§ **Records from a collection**
══════════
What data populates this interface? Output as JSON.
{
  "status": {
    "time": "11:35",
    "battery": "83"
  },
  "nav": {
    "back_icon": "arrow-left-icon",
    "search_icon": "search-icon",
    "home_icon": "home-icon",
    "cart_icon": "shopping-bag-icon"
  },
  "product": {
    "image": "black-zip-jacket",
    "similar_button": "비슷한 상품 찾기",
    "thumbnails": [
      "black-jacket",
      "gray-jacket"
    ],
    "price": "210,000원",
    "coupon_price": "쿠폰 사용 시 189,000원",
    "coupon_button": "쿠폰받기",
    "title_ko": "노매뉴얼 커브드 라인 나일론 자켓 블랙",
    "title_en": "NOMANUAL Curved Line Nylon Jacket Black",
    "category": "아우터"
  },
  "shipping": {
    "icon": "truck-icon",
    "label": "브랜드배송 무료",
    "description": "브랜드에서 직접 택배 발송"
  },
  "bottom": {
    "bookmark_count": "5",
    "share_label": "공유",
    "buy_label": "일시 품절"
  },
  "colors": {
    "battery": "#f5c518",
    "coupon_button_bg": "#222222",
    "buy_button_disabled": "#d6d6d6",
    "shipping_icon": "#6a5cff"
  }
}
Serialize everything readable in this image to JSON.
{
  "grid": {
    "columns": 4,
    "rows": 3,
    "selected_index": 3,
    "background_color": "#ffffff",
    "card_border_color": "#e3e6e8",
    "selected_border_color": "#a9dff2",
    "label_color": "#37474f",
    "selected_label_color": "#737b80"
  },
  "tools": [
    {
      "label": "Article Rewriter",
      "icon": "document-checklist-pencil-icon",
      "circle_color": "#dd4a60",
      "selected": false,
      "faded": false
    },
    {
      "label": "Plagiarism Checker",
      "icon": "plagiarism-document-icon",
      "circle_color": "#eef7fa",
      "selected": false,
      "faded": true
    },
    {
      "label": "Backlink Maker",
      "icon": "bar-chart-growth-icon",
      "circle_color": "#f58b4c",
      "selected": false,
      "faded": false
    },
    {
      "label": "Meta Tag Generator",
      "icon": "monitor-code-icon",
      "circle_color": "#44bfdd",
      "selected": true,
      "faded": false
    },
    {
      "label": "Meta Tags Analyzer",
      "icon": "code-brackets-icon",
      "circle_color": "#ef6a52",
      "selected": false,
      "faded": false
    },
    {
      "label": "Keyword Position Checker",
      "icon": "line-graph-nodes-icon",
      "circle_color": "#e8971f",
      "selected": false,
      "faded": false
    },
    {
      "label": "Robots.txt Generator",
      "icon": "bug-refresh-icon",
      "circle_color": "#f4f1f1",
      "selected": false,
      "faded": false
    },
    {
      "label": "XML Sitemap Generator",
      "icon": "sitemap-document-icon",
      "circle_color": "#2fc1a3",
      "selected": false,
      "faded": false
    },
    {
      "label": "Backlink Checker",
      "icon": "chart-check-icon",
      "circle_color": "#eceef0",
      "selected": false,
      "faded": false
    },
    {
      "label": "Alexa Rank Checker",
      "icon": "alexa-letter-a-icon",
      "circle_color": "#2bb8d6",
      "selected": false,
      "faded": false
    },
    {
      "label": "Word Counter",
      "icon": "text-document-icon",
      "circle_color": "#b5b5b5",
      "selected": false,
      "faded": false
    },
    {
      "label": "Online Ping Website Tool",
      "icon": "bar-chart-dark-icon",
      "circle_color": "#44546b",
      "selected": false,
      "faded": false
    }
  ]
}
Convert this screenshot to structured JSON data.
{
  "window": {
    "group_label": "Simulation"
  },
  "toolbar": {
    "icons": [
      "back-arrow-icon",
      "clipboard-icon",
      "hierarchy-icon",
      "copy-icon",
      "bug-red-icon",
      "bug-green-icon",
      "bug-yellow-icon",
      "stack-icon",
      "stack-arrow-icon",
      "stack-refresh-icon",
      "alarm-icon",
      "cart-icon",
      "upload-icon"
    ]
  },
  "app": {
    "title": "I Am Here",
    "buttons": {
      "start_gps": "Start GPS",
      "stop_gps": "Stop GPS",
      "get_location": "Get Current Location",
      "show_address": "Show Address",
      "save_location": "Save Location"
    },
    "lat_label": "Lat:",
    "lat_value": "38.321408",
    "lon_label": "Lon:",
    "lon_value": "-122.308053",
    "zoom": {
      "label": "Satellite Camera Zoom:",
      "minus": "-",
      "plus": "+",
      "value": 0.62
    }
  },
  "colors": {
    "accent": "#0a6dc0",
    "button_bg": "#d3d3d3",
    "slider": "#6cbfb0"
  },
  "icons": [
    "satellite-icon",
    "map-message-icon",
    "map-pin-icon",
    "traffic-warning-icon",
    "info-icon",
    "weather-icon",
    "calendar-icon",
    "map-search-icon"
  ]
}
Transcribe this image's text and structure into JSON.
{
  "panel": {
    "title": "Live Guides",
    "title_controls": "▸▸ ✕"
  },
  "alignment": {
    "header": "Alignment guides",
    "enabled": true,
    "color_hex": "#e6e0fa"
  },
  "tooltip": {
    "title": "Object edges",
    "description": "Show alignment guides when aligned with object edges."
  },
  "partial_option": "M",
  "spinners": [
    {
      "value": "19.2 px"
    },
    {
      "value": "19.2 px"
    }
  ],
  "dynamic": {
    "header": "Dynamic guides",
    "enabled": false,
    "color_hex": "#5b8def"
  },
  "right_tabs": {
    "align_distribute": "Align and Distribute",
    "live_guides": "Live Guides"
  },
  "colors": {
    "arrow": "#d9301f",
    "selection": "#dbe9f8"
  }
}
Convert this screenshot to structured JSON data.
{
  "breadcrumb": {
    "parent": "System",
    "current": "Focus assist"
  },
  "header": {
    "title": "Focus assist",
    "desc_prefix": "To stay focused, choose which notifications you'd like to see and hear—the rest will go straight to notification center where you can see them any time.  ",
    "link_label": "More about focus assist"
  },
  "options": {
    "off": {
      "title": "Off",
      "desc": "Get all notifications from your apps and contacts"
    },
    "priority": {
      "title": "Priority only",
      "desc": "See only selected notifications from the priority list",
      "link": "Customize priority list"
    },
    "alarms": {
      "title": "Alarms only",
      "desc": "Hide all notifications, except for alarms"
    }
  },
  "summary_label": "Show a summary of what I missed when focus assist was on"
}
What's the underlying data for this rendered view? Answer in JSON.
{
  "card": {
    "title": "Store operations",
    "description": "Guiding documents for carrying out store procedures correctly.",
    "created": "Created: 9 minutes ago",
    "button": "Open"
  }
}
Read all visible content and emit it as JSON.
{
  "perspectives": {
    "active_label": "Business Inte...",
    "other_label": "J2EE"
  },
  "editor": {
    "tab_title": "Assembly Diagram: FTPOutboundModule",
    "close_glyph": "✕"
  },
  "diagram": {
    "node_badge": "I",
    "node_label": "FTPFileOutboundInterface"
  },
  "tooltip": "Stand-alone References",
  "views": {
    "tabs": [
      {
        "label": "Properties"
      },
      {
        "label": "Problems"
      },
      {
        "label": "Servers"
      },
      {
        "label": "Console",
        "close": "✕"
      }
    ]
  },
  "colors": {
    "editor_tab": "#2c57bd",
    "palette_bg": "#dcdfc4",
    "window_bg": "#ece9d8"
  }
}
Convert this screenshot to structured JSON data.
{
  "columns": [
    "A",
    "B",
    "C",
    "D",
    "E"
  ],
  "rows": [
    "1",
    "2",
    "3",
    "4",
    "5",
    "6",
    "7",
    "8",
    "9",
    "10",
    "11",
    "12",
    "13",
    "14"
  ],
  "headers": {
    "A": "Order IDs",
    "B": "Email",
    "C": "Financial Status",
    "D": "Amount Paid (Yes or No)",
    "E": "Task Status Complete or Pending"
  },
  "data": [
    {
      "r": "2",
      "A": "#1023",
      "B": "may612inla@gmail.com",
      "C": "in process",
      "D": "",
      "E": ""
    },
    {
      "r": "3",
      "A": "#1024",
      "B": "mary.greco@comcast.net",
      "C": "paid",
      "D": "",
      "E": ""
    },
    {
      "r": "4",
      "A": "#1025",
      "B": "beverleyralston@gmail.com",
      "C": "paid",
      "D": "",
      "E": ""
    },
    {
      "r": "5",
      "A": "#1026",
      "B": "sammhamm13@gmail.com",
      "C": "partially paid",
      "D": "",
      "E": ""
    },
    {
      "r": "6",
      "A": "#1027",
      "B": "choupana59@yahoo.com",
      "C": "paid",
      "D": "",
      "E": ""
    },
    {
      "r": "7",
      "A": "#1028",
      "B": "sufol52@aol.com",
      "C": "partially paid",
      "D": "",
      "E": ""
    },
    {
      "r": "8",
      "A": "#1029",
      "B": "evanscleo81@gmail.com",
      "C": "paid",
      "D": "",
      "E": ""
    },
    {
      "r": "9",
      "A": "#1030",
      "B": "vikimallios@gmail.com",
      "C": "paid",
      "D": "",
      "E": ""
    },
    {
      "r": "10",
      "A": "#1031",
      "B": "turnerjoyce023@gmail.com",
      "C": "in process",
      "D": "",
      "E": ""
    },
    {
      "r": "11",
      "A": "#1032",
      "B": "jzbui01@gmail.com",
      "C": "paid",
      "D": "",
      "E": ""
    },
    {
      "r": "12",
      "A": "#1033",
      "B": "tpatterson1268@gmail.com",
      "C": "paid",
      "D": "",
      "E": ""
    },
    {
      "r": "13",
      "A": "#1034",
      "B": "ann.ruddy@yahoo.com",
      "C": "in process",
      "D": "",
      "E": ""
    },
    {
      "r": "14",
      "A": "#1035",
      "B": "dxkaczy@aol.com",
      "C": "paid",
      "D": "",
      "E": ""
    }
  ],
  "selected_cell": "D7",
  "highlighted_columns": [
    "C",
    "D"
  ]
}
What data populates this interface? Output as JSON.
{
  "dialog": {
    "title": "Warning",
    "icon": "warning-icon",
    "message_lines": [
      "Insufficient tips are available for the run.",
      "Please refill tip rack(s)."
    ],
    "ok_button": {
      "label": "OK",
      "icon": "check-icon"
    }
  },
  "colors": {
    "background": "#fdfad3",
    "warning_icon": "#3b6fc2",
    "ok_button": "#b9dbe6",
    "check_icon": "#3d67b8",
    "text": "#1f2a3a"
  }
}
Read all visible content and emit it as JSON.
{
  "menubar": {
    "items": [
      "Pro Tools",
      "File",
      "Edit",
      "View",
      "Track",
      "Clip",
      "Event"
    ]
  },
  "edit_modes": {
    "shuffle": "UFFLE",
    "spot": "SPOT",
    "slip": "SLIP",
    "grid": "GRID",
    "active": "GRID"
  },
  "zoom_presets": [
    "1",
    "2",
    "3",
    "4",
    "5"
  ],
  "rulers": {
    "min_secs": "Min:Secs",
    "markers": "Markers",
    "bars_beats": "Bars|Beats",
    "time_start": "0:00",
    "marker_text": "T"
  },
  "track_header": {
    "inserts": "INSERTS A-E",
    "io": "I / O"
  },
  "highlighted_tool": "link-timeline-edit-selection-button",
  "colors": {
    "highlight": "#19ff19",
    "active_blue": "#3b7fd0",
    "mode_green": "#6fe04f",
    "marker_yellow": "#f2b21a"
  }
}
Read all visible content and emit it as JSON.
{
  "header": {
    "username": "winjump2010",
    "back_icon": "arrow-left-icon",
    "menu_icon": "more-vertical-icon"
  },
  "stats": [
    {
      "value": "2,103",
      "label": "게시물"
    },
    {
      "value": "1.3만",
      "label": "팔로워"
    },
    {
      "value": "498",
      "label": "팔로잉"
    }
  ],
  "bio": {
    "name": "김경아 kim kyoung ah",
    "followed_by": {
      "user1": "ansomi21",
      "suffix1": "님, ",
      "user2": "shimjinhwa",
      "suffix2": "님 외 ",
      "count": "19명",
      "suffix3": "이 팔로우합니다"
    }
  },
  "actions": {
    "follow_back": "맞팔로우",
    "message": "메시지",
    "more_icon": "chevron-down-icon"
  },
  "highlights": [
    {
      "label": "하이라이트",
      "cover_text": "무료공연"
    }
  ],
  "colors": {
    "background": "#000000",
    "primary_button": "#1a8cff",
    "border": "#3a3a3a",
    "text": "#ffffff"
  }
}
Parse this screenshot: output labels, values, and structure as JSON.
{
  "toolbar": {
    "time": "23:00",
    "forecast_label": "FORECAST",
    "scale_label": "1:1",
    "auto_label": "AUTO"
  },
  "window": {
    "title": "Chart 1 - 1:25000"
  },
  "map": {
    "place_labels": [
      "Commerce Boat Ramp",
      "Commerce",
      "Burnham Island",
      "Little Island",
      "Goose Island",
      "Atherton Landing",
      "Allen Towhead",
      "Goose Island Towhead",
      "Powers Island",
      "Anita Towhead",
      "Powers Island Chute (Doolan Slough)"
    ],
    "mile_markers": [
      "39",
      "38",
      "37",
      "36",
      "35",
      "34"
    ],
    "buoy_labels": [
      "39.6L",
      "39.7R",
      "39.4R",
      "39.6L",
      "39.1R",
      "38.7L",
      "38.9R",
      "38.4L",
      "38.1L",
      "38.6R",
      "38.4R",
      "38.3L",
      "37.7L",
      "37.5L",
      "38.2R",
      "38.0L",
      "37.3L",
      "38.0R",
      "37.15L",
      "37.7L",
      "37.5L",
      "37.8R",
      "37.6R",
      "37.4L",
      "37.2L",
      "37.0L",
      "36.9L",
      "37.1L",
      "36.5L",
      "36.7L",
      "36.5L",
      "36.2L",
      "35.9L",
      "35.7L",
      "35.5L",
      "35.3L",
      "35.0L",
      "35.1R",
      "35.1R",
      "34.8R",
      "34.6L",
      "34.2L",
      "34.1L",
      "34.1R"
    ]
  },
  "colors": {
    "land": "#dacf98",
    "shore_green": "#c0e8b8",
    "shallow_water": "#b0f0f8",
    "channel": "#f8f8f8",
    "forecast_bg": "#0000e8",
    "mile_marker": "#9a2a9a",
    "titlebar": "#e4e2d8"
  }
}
══════════
§ **Exercise instructions**
Find and copy each line above that includes the string "arrow".

§ **Worked solution**
    "back_icon": "arrow-left-icon",
      "back-arrow-icon",
      "stack-arrow-icon",
    "arrow": "#d9301f",
    "back_icon": "arrow-left-icon",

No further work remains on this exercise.